[Recorded data]

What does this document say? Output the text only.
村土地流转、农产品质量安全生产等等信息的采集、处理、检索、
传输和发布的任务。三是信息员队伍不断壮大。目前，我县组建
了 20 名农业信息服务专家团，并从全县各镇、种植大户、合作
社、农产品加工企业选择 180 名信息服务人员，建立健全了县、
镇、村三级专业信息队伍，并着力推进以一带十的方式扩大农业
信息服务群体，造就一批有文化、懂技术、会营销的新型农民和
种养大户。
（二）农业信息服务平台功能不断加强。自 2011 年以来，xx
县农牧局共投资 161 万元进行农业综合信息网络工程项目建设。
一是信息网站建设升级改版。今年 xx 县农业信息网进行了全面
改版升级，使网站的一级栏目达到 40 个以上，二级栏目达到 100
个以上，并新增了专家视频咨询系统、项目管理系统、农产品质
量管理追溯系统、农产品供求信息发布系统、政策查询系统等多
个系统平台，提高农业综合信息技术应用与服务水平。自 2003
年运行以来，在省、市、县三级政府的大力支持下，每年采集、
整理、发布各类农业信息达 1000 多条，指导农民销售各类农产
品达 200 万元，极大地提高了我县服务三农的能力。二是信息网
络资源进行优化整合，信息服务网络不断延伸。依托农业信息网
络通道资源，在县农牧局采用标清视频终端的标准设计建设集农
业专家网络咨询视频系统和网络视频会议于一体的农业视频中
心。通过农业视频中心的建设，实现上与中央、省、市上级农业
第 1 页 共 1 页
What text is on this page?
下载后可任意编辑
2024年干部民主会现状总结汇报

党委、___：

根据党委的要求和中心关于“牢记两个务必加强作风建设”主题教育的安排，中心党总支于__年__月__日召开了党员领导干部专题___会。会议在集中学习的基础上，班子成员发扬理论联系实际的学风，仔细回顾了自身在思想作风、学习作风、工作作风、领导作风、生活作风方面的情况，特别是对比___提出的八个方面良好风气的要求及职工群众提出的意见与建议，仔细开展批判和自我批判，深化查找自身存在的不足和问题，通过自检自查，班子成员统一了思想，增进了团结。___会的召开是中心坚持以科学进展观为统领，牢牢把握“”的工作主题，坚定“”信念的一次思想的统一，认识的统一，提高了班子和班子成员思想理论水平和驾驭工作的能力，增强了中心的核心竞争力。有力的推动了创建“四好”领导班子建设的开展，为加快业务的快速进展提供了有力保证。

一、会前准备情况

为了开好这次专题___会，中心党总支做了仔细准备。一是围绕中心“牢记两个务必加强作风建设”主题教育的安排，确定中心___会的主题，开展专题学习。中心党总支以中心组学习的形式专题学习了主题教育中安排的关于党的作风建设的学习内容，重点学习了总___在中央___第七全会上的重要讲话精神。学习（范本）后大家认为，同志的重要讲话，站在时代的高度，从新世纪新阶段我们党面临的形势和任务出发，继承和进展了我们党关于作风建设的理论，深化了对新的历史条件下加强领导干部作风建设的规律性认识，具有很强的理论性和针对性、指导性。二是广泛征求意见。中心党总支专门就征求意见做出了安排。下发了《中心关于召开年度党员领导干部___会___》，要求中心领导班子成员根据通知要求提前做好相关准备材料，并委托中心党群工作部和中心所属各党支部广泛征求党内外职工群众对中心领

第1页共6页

**What to produce:**
From the listing above, copy every line that holds the string "this".

**Complete output:**
What does this document say? Output the text only.
What text is on this page?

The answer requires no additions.